— TEXT PASSAGE —
START
I left Australia in 2006, but even before then, the government had altered the statutes on speeding from the old model - 10% margin of error, to a flat 3kph(2mph) due to "increased accuracy in manufacturing".



Speedometers measure speed by counting wheel rotations and multiplying them by the circumference. There's at least a few percent inherent error as circumference is going to vary with what tyre is fitted and how worn it is.

F1 cars, and I believe now high end sports cars use a differebt system that's basically how an optical mouse works. They image the road underneath the car and measure it moving past. This gives turning in addition. If you watch an F1 night race you can see a glow on the ground under the nose - that's the illuminator for the sensor.
END
[Records excerpted from a collection]
START
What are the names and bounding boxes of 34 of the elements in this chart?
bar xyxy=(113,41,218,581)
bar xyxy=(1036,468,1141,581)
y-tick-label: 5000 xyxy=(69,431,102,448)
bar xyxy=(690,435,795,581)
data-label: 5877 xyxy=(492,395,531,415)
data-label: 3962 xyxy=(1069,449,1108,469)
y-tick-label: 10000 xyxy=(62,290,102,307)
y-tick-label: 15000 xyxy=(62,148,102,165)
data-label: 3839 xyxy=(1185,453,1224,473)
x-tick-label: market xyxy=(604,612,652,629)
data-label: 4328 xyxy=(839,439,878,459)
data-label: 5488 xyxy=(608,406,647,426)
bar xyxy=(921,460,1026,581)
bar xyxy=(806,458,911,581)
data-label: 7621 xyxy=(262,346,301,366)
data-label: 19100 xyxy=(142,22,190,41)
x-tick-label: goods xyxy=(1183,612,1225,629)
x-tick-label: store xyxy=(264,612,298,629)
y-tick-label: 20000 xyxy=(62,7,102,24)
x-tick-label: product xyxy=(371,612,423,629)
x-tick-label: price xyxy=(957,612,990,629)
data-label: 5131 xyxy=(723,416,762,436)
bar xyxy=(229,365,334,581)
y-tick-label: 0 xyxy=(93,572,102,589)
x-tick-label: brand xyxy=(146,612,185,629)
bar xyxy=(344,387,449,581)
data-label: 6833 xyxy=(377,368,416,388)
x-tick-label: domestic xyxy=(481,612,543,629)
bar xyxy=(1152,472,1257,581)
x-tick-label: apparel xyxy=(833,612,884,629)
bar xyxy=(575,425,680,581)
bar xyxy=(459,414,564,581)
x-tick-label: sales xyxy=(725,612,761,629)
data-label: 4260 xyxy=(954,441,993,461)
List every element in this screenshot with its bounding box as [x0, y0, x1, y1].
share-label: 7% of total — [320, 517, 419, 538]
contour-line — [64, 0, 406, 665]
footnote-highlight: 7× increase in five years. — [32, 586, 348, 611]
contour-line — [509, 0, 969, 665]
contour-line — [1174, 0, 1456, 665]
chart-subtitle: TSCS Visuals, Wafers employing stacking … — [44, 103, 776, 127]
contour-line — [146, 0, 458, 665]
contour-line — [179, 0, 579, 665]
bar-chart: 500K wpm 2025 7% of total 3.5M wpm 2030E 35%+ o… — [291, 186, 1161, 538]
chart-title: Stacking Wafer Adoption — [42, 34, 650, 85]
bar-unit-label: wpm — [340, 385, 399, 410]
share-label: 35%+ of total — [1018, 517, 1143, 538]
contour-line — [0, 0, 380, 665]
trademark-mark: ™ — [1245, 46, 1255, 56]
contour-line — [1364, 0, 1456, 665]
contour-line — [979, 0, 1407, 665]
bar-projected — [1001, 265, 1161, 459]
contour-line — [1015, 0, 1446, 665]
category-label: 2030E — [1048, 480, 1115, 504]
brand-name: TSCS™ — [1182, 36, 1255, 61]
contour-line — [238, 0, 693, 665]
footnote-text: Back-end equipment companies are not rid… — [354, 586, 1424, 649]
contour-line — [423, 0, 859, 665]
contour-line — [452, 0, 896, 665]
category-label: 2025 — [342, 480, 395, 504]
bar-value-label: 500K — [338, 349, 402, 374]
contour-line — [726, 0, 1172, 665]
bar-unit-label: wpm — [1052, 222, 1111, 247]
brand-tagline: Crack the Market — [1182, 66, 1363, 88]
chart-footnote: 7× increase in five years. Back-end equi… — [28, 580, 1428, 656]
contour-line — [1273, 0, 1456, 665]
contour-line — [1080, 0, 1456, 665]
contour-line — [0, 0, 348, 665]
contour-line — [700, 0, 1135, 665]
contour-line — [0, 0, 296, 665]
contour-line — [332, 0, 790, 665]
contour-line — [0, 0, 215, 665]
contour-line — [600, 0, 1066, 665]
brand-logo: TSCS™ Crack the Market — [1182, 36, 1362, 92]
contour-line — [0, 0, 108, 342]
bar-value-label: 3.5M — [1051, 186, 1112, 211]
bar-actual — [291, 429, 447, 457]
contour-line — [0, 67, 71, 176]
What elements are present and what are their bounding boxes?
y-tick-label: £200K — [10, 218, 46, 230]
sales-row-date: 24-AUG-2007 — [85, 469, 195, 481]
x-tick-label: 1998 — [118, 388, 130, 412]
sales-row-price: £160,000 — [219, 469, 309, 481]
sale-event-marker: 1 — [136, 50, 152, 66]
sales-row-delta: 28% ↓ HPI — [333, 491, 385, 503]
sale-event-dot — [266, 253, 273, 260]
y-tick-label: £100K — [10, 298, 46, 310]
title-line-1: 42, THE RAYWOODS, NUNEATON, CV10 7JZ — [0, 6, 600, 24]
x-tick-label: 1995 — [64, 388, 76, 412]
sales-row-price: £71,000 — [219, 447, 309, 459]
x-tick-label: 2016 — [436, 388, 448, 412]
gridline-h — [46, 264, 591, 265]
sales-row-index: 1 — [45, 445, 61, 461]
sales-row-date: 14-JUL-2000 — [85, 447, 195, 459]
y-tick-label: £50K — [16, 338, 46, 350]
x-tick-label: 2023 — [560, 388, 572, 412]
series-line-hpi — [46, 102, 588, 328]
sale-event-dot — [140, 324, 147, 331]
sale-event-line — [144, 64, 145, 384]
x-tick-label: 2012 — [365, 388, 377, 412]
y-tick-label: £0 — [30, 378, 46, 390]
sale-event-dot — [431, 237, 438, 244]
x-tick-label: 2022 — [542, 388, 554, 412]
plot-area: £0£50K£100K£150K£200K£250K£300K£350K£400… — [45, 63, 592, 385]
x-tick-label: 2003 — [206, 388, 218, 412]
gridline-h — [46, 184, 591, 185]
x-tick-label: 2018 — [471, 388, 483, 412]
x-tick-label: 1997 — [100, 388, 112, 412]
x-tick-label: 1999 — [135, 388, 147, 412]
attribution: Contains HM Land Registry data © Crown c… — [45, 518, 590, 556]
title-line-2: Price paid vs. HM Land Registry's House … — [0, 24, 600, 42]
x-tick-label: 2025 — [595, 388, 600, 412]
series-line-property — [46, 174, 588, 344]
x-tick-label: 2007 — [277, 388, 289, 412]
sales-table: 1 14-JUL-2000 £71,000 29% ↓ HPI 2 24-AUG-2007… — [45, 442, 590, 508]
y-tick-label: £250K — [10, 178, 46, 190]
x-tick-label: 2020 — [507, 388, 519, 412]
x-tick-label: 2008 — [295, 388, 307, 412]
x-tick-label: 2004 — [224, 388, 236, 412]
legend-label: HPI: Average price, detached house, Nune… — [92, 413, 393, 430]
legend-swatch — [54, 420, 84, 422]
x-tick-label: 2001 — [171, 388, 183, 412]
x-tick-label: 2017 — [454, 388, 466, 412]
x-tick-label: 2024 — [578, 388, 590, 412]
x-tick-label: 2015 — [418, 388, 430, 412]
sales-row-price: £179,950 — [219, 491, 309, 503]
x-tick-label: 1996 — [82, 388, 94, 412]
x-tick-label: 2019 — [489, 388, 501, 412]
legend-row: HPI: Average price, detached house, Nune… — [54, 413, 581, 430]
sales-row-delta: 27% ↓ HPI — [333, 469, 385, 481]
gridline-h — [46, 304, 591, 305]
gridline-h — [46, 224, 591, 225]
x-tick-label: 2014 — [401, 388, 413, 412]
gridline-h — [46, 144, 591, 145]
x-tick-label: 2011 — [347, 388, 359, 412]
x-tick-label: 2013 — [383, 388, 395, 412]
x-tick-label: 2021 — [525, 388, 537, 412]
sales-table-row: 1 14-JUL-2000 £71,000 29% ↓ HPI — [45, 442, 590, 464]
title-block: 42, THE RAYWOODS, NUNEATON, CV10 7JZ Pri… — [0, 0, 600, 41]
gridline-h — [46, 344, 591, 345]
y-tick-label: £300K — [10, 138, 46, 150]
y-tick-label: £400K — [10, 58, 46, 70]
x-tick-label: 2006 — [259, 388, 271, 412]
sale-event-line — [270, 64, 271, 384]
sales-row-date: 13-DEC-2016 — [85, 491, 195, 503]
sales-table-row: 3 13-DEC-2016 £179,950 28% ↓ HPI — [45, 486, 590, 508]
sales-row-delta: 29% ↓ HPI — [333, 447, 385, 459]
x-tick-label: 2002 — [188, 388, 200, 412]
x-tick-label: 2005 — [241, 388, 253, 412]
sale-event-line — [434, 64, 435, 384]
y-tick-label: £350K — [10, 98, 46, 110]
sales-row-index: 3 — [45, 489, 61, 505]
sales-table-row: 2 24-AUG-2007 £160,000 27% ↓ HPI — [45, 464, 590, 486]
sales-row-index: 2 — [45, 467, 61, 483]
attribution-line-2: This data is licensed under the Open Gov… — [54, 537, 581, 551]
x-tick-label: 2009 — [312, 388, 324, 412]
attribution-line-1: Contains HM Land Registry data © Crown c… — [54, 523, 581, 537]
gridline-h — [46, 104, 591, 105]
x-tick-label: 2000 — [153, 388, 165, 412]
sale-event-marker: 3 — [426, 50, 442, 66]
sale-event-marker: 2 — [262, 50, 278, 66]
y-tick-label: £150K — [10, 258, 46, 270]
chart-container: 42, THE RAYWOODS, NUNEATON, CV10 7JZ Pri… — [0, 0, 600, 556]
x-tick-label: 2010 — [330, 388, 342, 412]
END
— YOUR TASKS —
1: Using the passage on speed measurement, explain why speedometers carry at least a few percent of inherent error.
2: According to the passage on speed measurement, what causes the glow visible on the ground under the nose of an F1 car during a night race?
3: Write the next part of the speedometer passage, picking up after its final sentence.
These records come from a different source than the text.

— EXPECTED ANSWERS —
1: A speedometer finds speed by counting wheel rotations and multiplying them by the circumference. That circumference varies with the tyre fitted and how worn it is, so the reading carries at least a few percent of built-in error.

2: It is the illuminator for the sensor that images the road beneath the car.

3:
There are also Ka-band Doppler radar systems used for sensing speed on the vehicle (exactly like how a radar gun works). You mount it on the vehicle to point to the ground at an angle and then connect it to a speedometer. Accuracy is usually within 1-3% up to 300mph.


I believe the sensor in F1 is actually measuring the ride height of the vehicle.


In some jurisdictions the law says that the car speedometer must show a higher speed than the correct one (as long as tyres aren't above the correct pressure), so that the driver can "trust" the speedometer to avoid them a speeding ticket. On my car 140 km/h on the speedometer corresponds to 128-130 km/h on the GPS.


They probably use GPS? If not, then just get bigger tires.